(Stored data)
■ ■ ■ ■ ■

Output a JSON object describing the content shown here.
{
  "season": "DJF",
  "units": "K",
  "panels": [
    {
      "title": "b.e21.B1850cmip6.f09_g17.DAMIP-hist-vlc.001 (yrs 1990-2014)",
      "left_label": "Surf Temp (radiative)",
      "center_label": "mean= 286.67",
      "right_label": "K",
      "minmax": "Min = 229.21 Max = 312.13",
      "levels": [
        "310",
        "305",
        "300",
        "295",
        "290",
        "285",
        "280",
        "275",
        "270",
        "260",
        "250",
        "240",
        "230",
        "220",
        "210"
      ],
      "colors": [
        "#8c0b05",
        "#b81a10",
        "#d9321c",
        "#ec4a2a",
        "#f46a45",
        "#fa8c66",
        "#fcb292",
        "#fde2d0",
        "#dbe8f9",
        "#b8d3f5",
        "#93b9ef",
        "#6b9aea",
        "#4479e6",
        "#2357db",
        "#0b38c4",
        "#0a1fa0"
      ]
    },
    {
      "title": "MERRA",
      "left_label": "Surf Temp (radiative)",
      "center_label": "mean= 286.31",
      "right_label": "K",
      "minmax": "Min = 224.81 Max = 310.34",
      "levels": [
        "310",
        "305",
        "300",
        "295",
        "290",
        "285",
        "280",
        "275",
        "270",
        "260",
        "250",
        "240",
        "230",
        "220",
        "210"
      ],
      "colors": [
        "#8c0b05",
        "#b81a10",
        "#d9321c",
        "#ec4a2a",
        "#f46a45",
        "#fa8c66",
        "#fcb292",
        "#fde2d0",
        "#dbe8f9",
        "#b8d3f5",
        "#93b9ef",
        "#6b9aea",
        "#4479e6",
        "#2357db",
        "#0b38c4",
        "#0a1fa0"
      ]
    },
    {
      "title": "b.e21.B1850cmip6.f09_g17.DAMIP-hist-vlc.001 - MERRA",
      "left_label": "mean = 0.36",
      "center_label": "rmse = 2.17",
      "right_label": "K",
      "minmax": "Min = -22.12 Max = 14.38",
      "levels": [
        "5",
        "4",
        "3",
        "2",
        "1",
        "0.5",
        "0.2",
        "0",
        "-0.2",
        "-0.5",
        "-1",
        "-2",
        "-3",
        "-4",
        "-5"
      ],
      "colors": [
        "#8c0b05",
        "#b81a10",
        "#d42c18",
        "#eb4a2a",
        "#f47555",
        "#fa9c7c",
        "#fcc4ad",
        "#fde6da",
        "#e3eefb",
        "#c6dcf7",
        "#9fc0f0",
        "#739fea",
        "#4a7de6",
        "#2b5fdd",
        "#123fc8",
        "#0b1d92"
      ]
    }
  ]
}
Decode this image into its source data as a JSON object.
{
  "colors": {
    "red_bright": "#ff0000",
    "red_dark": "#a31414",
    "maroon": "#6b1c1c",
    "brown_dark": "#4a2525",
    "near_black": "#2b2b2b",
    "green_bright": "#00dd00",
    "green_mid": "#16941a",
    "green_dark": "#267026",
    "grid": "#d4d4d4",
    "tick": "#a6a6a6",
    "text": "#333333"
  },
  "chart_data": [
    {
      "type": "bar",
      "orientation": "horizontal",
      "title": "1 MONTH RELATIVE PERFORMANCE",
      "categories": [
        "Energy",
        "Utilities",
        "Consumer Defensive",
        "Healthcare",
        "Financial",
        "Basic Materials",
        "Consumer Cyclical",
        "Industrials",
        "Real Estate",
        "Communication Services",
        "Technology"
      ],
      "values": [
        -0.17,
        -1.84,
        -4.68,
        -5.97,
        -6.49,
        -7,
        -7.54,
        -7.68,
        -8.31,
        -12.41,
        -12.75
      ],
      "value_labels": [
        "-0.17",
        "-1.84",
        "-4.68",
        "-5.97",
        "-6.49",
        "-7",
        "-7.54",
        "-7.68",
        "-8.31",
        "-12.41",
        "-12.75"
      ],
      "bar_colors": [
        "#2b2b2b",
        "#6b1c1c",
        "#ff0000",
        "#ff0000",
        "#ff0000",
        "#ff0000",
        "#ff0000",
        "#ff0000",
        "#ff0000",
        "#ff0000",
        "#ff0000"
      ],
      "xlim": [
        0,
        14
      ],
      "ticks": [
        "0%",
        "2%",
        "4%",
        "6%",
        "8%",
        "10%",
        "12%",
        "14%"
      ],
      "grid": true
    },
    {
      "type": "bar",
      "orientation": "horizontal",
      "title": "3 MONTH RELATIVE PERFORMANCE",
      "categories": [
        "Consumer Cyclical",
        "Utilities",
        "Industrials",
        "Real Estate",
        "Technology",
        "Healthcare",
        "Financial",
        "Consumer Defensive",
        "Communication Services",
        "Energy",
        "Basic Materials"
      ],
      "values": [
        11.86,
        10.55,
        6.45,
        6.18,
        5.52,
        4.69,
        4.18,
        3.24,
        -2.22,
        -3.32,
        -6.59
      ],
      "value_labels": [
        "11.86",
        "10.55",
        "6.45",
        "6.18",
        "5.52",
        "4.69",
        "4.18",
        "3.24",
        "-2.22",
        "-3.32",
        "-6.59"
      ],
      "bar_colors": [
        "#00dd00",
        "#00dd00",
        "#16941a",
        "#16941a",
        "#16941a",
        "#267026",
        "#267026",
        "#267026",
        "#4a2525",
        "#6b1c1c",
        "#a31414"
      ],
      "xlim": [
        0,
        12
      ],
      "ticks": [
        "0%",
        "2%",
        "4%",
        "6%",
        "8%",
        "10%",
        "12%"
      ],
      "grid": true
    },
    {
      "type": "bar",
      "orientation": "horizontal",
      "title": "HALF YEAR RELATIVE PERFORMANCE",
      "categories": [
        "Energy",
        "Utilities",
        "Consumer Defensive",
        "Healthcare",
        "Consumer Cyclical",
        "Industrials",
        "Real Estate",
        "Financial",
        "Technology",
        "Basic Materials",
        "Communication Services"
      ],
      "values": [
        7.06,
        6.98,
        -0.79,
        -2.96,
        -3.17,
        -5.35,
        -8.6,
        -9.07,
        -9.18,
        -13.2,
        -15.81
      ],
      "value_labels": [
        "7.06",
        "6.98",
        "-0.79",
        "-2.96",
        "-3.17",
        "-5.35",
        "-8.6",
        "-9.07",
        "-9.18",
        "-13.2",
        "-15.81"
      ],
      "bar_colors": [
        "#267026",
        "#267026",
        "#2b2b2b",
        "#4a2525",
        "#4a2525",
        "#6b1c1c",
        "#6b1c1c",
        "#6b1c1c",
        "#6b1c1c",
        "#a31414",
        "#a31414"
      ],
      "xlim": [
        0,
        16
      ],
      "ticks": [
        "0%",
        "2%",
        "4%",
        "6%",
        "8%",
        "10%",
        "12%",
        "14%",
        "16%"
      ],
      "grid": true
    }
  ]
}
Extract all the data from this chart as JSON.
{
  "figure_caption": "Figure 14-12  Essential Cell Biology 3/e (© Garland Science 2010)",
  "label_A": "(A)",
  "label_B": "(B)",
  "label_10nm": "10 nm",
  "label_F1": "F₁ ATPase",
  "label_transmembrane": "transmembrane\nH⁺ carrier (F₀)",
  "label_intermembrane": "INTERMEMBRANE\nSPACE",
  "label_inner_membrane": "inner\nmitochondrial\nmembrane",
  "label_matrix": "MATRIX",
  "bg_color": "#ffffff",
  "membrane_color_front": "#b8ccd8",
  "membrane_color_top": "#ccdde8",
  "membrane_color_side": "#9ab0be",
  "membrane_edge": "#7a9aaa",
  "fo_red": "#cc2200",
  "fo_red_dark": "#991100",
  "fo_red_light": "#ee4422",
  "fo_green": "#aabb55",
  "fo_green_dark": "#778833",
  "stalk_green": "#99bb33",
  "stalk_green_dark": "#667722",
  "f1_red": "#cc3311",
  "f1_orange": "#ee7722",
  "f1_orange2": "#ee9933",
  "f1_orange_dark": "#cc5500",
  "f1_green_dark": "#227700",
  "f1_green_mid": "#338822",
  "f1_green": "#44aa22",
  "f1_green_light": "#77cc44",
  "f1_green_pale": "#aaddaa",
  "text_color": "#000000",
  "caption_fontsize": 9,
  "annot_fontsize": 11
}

■ ■ ■ ■ ■

◆ Given problem ◆
Establish how many lines of the material above hold the word "minmax". Nothing but the count should be returned.

◆ The answer ◆
3